#### Required work
Transcribe each line exactly.

#### Dataset entries
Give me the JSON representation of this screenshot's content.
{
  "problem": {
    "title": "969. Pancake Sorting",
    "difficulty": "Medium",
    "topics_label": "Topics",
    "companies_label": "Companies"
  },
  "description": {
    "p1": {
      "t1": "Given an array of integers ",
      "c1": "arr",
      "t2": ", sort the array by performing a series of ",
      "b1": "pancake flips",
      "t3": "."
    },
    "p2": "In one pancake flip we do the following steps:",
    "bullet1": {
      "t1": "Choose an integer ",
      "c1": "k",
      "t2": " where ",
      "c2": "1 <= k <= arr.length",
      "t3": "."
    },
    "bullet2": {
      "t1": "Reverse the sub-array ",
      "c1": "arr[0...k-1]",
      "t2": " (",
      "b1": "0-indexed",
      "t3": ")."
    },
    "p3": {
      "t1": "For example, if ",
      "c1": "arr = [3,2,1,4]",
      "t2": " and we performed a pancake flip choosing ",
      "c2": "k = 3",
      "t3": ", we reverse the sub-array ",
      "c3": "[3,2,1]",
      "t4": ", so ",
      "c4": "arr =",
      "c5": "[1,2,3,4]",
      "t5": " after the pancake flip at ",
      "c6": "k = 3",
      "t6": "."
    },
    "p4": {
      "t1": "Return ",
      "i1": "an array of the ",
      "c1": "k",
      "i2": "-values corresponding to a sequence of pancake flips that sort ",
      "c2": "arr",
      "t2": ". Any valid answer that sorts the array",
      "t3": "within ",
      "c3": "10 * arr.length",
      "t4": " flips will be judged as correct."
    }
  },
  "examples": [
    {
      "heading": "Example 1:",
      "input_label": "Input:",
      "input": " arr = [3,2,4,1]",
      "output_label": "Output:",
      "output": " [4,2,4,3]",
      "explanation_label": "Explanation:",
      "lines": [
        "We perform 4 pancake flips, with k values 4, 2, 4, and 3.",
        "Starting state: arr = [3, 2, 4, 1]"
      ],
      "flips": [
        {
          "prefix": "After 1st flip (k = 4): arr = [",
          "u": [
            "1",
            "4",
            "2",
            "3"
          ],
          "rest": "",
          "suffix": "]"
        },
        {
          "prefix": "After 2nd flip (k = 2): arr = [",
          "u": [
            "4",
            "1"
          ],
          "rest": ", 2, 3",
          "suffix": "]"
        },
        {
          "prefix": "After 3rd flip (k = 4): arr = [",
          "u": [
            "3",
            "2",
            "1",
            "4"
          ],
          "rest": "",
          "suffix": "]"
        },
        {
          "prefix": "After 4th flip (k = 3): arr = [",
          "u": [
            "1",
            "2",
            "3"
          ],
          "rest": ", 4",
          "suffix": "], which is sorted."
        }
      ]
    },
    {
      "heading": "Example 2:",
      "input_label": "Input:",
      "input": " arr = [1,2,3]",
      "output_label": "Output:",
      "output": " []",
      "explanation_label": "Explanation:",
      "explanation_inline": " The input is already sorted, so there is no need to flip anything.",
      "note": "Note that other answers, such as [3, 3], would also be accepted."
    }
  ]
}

#### Result below
Give me the JSON representation of this screenshot's content.
{
  "problem": {
    "title": "969. Pancake Sorting",
    "difficulty": "Medium",
    "topics_label": "Topics",
    "companies_label": "Companies"
  },
  "description": {
    "p1": {
      "t1": "Given an array of integers ",
      "c1": "arr",
      "t2": ", sort the array by performing a series of ",
      "b1": "pancake flips",
      "t3": "."
    },
    "p2": "In one pancake flip we do the following steps:",
    "bullet1": {
      "t1": "Choose an integer ",
      "c1": "k",
      "t2": " where ",
      "c2": "1 <= k <= arr.length",
      "t3": "."
    },
    "bullet2": {
      "t1": "Reverse the sub-array ",
      "c1": "arr[0...k-1]",
      "t2": " (",
      "b1": "0-indexed",
      "t3": ")."
    },
    "p3": {
      "t1": "For example, if ",
      "c1": "arr = [3,2,1,4]",
      "t2": " and we performed a pancake flip choosing ",
      "c2": "k = 3",
      "t3": ", we reverse the sub-array ",
      "c3": "[3,2,1]",
      "t4": ", so ",
      "c4": "arr =",
      "c5": "[1,2,3,4]",
      "t5": " after the pancake flip at ",
      "c6": "k = 3",
      "t6": "."
    },
    "p4": {
      "t1": "Return ",
      "i1": "an array of the ",
      "c1": "k",
      "i2": "-values corresponding to a sequence of pancake flips that sort ",
      "c2": "arr",
      "t2": ". Any valid answer that sorts the array",
      "t3": "within ",
      "c3": "10 * arr.length",
      "t4": " flips will be judged as correct."
    }
  },
  "examples": [
    {
      "heading": "Example 1:",
      "input_label": "Input:",
      "input": " arr = [3,2,4,1]",
      "output_label": "Output:",
      "output": " [4,2,4,3]",
      "explanation_label": "Explanation:",
      "lines": [
        "We perform 4 pancake flips, with k values 4, 2, 4, and 3.",
        "Starting state: arr = [3, 2, 4, 1]"
      ],
      "flips": [
        {
          "prefix": "After 1st flip (k = 4): arr = [",
          "u": [
            "1",
            "4",
            "2",
            "3"
          ],
          "rest": "",
          "suffix": "]"
        },
        {
          "prefix": "After 2nd flip (k = 2): arr = [",
          "u": [
            "4",
            "1"
          ],
          "rest": ", 2, 3",
          "suffix": "]"
        },
        {
          "prefix": "After 3rd flip (k = 4): arr = [",
          "u": [
            "3",
            "2",
            "1",
            "4"
          ],
          "rest": "",
          "suffix": "]"
        },
        {
          "prefix": "After 4th flip (k = 3): arr = [",
          "u": [
            "1",
            "2",
            "3"
          ],
          "rest": ", 4",
          "suffix": "], which is sorted."
        }
      ]
    },
    {
      "heading": "Example 2:",
      "input_label": "Input:",
      "input": " arr = [1,2,3]",
      "output_label": "Output:",
      "output": " []",
      "explanation_label": "Explanation:",
      "explanation_inline": " The input is already sorted, so there is no need to flip anything.",
      "note": "Note that other answers, such as [3, 3], would also be accepted."
    }
  ]
}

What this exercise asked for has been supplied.